TASK STATEMENT -
Find each line that has the string "zapped" and give the total, with nothing else.

# # # # #

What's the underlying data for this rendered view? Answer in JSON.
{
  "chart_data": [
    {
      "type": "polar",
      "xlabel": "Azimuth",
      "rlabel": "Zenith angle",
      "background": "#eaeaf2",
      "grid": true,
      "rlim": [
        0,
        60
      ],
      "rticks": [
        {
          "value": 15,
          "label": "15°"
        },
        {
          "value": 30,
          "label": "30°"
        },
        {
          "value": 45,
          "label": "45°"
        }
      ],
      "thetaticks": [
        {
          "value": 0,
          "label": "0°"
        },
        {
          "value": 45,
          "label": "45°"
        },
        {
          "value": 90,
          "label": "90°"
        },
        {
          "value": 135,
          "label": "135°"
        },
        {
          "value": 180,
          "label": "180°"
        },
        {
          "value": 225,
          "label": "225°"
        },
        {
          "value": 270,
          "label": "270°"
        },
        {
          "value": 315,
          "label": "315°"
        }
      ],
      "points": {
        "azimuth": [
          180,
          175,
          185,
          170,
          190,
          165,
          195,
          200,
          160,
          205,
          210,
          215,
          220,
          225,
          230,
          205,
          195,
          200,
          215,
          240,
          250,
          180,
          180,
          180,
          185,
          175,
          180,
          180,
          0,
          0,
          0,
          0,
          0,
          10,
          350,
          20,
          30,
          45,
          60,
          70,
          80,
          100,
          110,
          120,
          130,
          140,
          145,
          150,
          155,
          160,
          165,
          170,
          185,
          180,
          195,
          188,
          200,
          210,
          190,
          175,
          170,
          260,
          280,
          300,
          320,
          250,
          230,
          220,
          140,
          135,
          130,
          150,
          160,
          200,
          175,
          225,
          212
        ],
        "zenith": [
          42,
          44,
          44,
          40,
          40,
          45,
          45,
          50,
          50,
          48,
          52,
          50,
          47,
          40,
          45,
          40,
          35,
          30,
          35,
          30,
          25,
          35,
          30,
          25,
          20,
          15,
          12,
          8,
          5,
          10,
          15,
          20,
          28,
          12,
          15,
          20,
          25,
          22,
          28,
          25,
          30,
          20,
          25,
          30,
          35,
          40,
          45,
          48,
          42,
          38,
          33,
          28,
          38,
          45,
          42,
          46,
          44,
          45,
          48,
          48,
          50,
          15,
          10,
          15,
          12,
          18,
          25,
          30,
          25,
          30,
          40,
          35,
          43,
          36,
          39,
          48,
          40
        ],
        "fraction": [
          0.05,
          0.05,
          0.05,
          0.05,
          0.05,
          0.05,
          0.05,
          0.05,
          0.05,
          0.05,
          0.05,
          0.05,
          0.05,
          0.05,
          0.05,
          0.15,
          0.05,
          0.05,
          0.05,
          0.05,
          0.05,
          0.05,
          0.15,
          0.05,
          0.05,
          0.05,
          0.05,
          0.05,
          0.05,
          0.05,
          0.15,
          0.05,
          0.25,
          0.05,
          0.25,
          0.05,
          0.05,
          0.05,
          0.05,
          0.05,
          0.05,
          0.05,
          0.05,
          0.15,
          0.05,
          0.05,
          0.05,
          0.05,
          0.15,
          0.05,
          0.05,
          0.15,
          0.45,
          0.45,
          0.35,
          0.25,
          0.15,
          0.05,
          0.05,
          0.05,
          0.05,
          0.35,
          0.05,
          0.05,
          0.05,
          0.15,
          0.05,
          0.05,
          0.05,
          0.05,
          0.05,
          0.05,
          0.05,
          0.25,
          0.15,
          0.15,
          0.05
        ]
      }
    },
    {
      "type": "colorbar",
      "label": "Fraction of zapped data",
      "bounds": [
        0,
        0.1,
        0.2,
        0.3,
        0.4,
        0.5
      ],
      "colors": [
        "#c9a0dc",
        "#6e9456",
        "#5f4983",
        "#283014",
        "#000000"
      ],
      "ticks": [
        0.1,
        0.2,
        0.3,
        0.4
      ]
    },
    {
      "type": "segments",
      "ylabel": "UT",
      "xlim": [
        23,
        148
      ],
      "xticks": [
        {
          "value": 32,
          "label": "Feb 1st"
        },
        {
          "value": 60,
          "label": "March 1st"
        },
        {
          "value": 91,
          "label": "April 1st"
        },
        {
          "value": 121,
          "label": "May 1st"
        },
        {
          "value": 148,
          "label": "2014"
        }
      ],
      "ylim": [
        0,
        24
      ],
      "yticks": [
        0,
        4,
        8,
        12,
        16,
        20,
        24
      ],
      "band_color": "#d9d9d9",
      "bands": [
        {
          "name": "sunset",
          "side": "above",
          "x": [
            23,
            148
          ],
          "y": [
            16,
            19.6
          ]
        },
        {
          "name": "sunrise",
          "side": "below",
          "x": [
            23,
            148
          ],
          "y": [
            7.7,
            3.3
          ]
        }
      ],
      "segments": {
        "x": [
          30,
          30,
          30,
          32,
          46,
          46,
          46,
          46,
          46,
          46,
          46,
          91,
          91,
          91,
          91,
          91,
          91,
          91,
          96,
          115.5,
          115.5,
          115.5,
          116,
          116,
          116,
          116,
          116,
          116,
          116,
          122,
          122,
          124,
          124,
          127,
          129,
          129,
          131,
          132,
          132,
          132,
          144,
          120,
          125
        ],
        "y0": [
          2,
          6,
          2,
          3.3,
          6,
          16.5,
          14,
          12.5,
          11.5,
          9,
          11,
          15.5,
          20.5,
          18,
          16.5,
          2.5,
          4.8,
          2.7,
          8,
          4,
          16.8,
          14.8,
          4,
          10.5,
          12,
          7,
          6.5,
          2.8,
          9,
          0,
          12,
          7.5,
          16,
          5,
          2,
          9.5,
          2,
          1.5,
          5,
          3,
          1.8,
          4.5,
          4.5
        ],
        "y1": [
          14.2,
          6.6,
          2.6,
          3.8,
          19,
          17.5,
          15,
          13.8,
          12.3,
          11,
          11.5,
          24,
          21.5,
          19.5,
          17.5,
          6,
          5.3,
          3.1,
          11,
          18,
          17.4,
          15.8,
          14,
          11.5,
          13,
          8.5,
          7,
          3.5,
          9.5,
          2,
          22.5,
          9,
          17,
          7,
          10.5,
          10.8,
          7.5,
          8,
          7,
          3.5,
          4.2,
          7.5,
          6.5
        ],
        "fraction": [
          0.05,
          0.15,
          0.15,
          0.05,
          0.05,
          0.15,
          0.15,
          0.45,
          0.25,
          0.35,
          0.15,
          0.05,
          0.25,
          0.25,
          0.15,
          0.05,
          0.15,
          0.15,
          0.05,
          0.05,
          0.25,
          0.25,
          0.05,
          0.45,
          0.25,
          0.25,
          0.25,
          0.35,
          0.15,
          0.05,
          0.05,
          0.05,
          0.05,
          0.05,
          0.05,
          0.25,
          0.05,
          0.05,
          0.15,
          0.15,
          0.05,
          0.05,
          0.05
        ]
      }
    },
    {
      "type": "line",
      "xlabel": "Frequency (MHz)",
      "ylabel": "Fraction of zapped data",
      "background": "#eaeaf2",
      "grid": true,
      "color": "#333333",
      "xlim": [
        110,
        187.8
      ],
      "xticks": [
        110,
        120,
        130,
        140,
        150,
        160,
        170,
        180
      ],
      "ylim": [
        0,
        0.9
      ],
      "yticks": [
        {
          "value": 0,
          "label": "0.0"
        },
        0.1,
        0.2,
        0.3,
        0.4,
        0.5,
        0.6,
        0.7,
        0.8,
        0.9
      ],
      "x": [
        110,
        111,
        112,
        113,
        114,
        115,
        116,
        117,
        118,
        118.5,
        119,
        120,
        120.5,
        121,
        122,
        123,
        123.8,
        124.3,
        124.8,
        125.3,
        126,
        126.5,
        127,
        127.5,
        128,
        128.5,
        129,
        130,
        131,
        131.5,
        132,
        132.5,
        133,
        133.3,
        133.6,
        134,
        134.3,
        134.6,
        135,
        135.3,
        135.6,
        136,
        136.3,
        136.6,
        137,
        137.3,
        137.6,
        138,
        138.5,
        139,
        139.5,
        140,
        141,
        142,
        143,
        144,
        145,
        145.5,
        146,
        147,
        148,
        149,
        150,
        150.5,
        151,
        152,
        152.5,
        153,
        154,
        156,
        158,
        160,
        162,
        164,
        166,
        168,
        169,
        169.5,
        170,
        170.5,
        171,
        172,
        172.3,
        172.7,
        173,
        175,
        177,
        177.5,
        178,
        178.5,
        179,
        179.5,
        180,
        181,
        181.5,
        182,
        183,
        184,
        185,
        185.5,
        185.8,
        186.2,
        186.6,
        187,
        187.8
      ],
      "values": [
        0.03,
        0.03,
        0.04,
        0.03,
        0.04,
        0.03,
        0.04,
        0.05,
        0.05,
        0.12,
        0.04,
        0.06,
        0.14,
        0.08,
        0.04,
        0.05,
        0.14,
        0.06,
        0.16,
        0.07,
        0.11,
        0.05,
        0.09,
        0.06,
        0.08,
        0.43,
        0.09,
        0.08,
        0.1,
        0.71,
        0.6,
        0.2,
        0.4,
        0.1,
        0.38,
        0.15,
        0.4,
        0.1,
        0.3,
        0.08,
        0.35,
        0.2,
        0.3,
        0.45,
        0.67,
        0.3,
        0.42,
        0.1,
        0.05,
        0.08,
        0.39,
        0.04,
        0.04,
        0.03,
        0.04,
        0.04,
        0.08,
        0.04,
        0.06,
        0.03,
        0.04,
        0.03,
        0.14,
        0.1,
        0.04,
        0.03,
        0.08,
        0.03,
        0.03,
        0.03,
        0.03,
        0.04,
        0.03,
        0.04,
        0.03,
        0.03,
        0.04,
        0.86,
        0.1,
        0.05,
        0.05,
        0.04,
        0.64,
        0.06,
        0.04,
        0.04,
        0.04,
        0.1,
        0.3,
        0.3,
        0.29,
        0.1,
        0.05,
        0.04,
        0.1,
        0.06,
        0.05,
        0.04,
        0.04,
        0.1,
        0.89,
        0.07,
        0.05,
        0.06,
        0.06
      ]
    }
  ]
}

# # # # #

FINISHED ANSWER -
2